> [Task statement]: Gather the lines that hold the string "true".

> [Information shown]:
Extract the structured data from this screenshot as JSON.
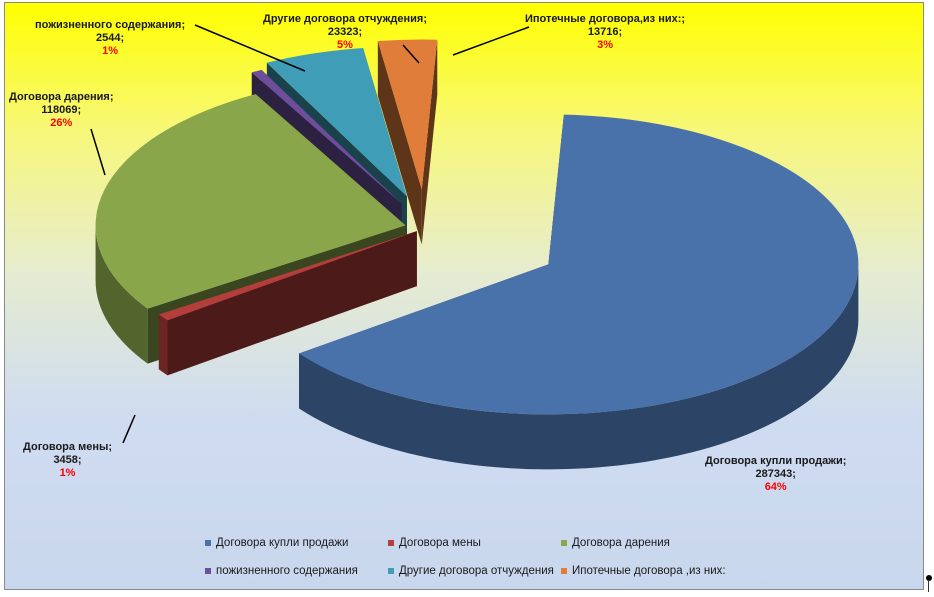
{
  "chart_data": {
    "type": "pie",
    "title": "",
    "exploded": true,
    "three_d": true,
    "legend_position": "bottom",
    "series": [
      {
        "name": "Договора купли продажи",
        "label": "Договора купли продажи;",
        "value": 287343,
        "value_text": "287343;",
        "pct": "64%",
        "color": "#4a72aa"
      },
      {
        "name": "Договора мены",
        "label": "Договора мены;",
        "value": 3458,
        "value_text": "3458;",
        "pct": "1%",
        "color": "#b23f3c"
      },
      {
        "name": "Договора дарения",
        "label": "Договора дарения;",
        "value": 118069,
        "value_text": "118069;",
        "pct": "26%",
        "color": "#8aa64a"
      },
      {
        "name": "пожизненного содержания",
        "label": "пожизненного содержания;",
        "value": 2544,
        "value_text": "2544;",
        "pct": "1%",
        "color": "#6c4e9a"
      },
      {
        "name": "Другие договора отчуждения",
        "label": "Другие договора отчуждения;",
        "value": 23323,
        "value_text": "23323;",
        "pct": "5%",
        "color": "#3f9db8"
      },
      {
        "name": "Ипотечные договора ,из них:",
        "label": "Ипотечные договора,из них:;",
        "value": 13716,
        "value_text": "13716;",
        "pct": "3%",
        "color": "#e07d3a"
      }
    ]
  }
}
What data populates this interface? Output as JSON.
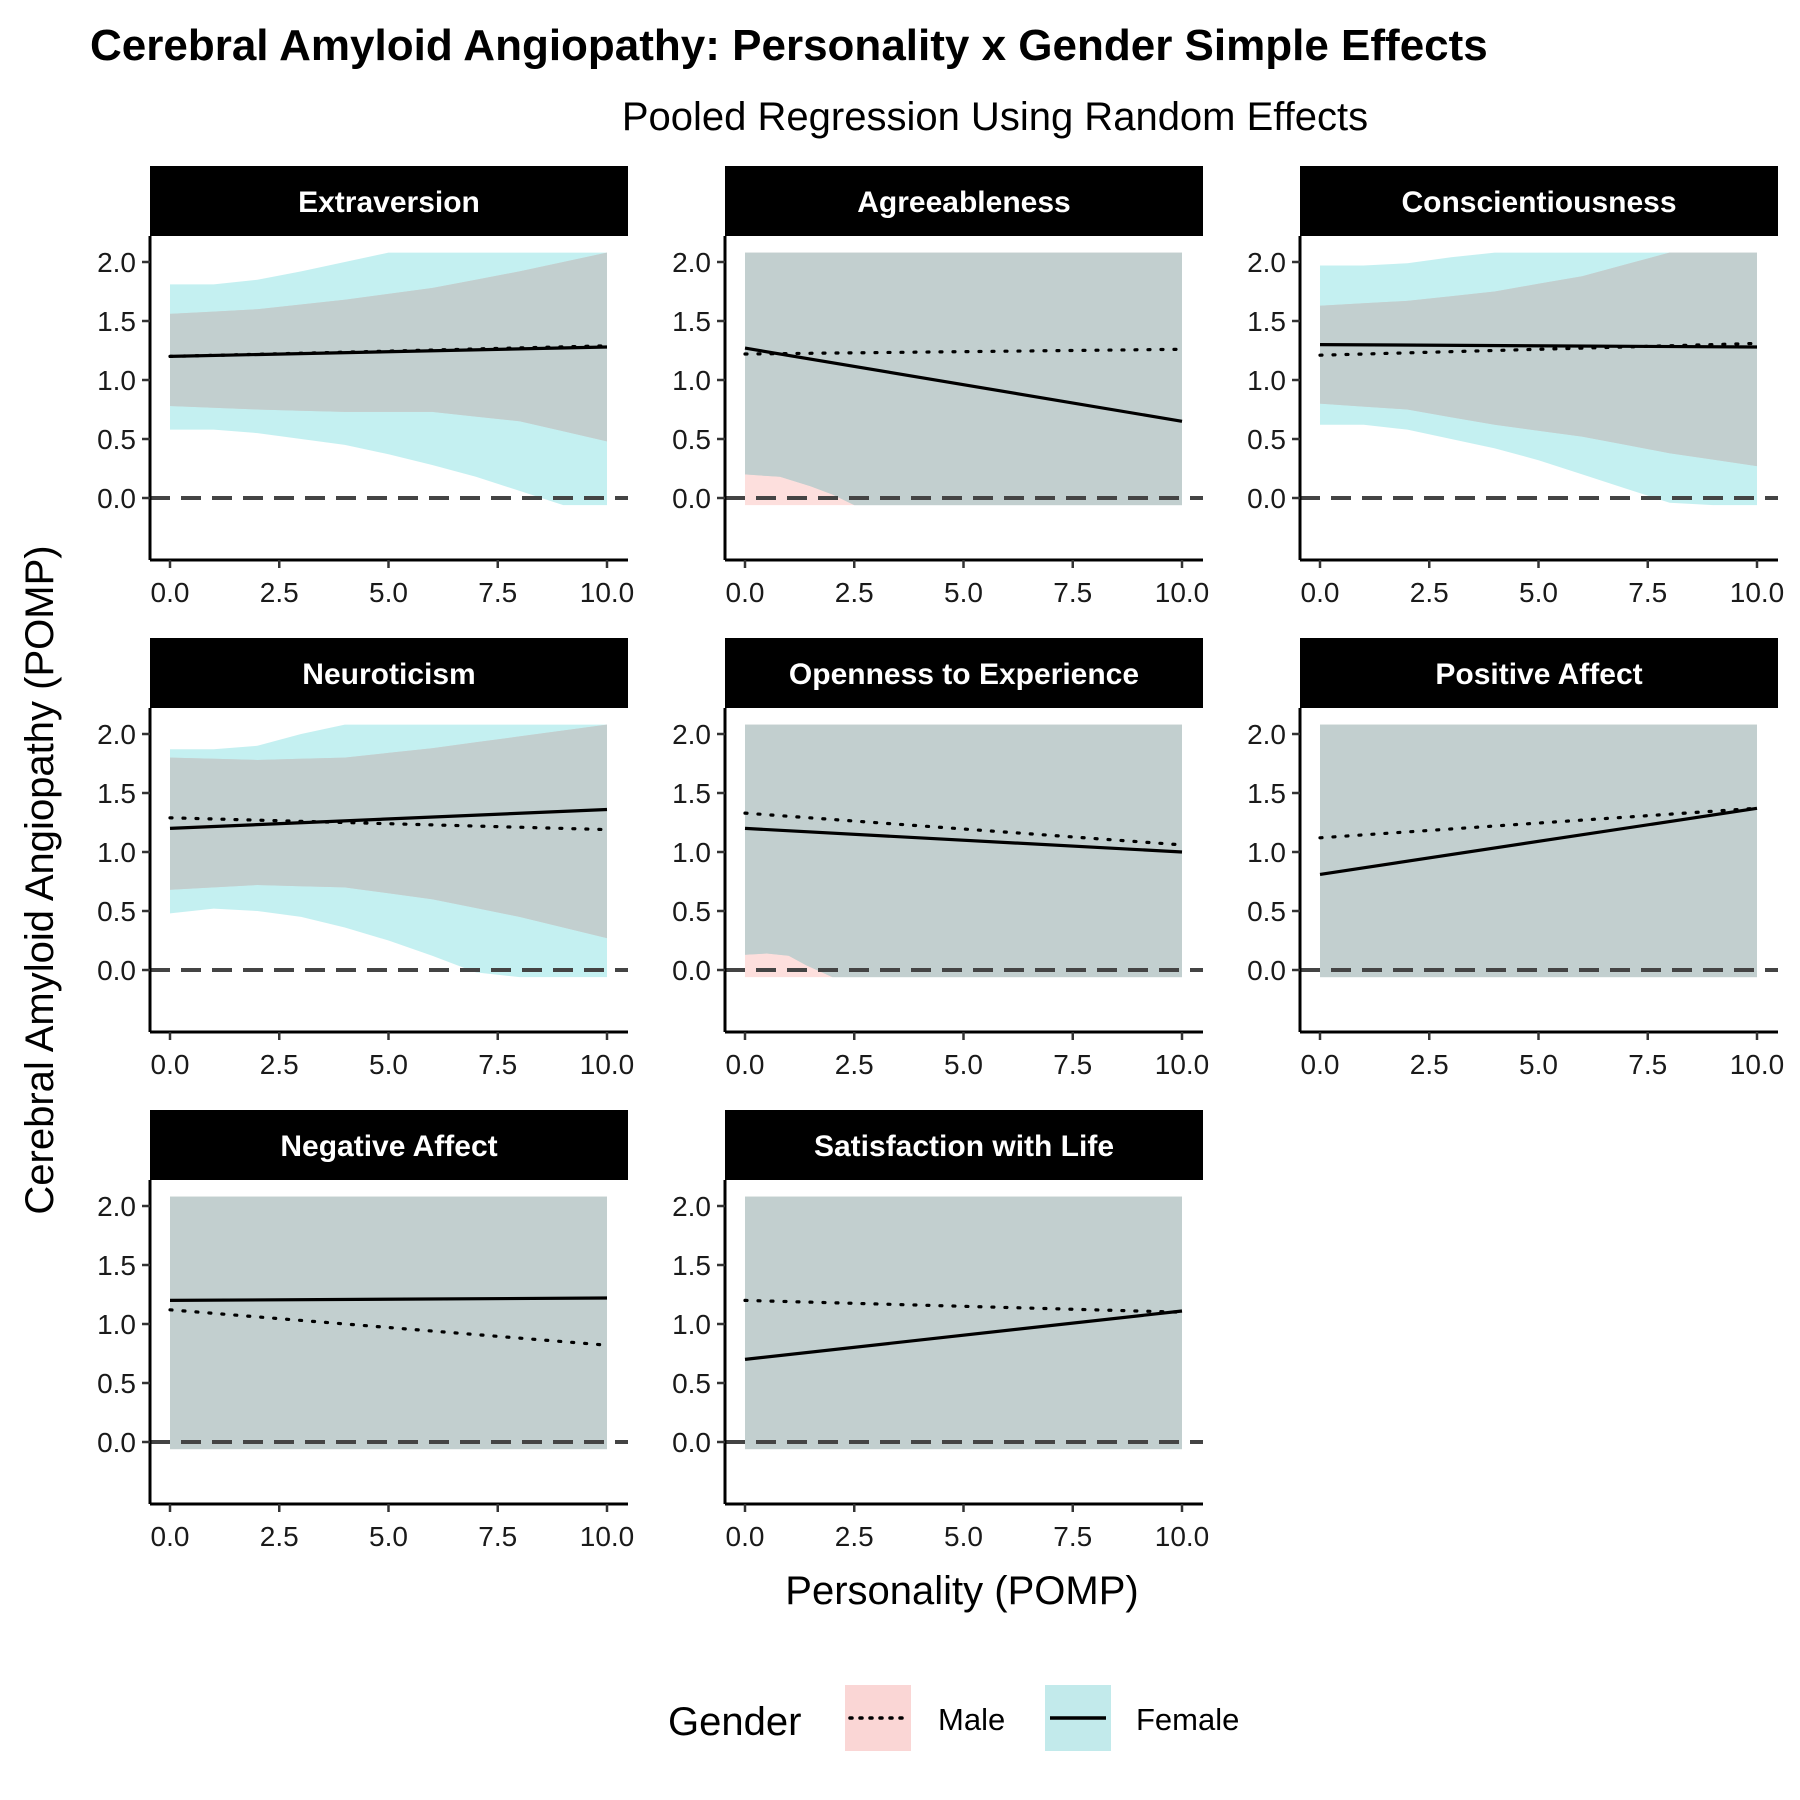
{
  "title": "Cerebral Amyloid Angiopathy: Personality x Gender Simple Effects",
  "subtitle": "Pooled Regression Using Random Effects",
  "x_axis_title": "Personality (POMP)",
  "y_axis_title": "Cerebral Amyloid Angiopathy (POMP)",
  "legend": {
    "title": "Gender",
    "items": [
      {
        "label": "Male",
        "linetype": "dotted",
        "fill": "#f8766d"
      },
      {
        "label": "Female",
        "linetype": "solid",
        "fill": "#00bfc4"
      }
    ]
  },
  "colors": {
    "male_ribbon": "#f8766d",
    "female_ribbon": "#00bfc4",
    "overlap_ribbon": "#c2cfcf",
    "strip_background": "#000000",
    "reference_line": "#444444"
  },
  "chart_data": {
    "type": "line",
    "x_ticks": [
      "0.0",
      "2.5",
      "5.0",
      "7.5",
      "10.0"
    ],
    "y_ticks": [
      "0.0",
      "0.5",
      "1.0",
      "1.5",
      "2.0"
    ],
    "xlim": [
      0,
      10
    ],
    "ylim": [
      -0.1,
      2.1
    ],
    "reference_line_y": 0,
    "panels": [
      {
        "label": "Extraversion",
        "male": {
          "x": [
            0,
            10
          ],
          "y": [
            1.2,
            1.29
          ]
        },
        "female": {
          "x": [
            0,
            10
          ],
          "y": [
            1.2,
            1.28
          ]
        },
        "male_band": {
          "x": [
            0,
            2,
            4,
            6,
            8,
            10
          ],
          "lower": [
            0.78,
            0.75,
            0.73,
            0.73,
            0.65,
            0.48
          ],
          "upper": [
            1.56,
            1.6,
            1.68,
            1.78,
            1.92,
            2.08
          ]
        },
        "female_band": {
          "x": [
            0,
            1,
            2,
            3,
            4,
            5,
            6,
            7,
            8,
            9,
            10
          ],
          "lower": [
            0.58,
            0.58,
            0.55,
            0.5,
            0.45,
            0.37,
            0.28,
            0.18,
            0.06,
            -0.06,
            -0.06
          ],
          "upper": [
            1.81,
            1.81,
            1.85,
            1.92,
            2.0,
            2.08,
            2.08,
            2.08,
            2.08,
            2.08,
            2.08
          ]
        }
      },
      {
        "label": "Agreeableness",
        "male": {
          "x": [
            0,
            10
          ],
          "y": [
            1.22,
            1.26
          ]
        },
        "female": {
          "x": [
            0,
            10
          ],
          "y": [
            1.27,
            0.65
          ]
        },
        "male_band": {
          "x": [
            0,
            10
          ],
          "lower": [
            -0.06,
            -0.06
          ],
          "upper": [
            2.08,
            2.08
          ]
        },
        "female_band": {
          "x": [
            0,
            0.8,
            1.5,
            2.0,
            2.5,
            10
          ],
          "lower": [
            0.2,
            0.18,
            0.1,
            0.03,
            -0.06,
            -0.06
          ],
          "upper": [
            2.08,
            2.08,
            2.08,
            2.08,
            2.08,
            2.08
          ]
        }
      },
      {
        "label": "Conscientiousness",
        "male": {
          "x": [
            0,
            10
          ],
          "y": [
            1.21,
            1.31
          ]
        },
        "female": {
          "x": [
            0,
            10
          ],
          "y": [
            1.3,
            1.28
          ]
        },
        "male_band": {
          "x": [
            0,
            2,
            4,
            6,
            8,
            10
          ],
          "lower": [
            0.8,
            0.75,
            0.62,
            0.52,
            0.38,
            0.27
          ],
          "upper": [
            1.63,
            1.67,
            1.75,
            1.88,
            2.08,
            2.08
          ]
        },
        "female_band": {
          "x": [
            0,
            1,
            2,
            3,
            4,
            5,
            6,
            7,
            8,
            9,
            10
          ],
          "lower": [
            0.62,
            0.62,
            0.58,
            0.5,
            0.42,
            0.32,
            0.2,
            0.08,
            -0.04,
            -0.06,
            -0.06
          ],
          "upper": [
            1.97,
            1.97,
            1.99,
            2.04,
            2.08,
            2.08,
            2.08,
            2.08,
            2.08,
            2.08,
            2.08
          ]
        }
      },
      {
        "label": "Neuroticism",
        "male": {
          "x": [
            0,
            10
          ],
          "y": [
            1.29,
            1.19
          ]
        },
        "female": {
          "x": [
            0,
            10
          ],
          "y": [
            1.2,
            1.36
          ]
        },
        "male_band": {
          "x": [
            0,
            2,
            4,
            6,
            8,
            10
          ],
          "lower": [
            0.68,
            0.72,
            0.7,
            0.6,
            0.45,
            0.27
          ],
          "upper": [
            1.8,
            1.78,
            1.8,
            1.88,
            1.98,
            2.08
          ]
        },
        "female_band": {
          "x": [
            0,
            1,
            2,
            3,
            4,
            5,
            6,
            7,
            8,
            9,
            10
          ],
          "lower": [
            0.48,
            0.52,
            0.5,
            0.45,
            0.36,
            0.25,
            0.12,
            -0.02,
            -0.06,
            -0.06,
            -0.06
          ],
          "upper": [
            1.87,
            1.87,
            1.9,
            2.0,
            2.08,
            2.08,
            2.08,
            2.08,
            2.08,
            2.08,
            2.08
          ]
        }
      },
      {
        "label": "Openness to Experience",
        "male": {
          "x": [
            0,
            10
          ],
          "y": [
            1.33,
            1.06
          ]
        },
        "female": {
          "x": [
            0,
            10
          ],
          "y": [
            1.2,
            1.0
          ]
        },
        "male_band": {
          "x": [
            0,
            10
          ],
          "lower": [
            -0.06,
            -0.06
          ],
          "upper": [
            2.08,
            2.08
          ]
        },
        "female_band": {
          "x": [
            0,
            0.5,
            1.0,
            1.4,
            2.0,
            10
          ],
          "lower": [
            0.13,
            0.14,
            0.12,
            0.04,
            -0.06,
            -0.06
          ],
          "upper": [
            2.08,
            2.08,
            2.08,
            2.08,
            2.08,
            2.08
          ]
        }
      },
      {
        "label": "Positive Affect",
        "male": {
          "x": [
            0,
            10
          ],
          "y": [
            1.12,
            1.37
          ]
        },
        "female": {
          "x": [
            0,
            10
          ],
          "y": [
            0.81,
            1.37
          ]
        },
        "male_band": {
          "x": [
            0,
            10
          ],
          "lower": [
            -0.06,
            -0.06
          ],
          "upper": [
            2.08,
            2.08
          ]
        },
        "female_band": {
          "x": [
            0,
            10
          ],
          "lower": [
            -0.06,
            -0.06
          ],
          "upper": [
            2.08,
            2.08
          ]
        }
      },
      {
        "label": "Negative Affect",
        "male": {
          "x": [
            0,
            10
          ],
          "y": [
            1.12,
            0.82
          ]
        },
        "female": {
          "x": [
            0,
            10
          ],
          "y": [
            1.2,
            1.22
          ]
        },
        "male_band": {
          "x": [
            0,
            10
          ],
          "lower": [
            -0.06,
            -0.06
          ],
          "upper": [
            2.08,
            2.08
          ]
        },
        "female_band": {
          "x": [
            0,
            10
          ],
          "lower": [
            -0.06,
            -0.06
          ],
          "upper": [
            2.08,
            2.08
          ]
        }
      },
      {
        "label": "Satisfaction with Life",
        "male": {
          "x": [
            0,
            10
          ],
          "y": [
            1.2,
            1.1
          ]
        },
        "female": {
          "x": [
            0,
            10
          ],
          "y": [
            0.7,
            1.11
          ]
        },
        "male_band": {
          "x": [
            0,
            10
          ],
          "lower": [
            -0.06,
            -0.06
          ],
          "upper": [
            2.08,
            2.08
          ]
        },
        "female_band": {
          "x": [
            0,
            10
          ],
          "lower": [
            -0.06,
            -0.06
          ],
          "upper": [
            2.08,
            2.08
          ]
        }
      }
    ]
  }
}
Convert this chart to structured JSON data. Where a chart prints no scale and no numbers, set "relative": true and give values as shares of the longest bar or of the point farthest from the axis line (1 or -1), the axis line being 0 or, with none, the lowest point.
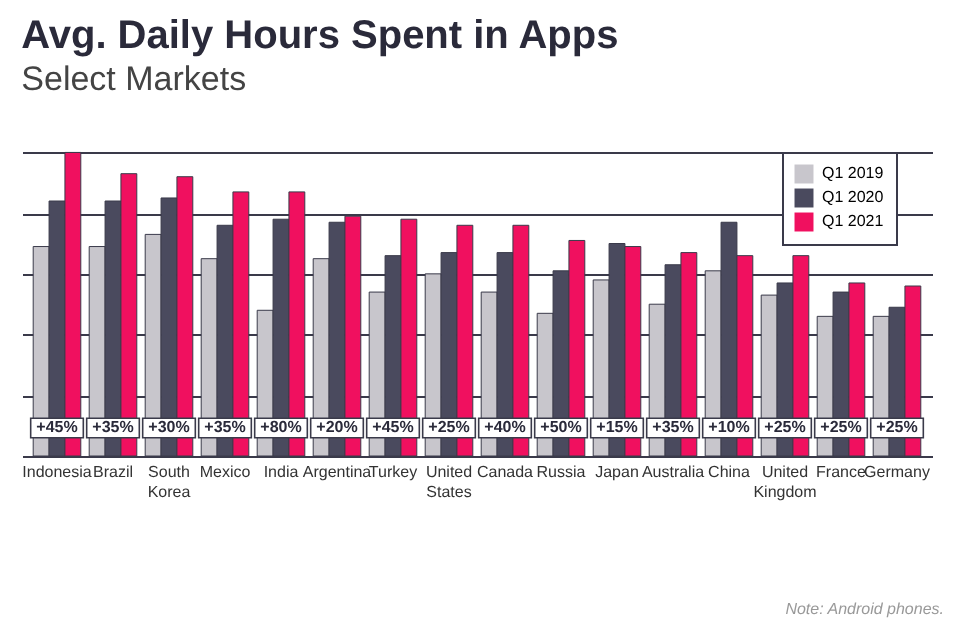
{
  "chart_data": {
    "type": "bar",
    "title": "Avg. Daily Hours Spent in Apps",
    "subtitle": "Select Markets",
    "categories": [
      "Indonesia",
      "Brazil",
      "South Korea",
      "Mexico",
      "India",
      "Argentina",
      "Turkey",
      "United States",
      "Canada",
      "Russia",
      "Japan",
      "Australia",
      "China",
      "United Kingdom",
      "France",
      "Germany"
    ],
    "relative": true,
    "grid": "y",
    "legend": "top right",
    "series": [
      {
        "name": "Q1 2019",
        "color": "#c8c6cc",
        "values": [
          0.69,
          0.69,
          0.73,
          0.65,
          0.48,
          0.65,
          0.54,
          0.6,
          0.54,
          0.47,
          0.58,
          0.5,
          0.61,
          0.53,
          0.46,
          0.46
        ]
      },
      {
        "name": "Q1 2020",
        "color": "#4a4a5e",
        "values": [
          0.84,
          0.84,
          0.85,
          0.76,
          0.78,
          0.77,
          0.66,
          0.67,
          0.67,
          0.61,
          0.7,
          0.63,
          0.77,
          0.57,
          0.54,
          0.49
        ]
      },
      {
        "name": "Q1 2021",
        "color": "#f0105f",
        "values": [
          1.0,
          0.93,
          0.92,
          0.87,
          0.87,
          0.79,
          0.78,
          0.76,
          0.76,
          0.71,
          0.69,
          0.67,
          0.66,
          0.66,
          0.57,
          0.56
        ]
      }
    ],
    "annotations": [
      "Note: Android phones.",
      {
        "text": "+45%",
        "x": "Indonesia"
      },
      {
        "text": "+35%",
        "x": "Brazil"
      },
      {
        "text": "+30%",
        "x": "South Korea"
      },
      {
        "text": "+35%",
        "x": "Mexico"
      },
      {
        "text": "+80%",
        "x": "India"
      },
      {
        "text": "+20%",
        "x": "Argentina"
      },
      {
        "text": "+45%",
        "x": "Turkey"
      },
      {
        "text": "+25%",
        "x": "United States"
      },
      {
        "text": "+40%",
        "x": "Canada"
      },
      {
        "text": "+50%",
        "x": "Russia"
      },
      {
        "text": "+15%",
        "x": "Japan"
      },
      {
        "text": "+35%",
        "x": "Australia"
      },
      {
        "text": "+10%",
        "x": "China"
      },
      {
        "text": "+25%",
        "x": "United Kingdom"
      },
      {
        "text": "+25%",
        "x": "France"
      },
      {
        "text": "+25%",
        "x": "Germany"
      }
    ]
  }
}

> [Output of the exercise]:
    "exploded": true,
    "three_d": true,
Convert this chart to structured JSON data. Where a chart prints no scale and no numbers, set "relative": true and give values as shares of the longest bar or of the point farthest from the axis line (1 or -1), the axis line being 0 or, with none, the lowest point.
    "relative": true,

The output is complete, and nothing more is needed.